- Task prompt
Among the entries below, find the lines with "добровольно" and copy them.

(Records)
○ ○ ○ ○
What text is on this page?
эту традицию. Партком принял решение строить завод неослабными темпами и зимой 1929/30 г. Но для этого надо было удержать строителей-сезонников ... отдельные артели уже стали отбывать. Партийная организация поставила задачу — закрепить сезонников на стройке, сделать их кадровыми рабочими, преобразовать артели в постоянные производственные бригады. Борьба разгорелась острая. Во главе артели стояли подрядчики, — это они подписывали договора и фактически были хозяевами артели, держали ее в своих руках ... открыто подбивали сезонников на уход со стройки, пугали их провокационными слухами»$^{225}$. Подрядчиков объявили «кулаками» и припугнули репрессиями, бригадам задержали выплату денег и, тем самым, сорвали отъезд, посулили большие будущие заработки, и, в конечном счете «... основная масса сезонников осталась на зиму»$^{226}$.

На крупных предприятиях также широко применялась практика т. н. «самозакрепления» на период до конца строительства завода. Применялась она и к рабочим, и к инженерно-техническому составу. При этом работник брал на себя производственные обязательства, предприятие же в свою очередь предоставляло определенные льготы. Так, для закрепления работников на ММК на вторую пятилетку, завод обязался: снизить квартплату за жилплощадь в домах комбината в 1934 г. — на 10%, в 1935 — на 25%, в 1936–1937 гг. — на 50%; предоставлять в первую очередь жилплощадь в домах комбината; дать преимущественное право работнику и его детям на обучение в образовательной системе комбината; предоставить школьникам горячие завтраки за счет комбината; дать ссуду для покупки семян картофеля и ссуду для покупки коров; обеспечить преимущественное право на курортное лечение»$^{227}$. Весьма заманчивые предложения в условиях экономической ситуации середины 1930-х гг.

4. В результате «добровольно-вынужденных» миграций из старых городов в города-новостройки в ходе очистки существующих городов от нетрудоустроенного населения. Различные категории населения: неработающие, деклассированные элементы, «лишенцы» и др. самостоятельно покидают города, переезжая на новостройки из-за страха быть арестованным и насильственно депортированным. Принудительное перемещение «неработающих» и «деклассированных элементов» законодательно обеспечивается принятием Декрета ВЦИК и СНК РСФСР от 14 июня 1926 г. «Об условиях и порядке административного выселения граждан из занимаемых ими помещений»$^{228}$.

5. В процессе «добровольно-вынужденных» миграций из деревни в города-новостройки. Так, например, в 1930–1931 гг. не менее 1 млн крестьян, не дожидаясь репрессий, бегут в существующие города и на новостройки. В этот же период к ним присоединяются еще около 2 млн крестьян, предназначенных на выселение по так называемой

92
○ ○ ○ ○
- Response to the task
4. В результате «добровольно-вынужденных» миграций из старых городов в города-новостройки в ходе очистки существующих городов от нетрудоустроенного населения. Различные категории населения: неработающие, деклассированные элементы, «лишенцы» и др. самостоятельно покидают города, переезжая на новостройки из-за страха быть арестованным и насильственно депортированным. Принудительное перемещение «неработающих» и «деклассированных элементов» законодательно обеспечивается принятием Декрета ВЦИК и СНК РСФСР от 14 июня 1926 г. «Об условиях и порядке административного выселения граждан из занимаемых ими помещений»$^{228}$.
5. В процессе «добровольно-вынужденных» миграций из деревни в города-новостройки. Так, например, в 1930–1931 гг. не менее 1 млн крестьян, не дожидаясь репрессий, бегут в существующие города и на новостройки. В этот же период к ним присоединяются еще около 2 млн крестьян, предназначенных на выселение по так называемой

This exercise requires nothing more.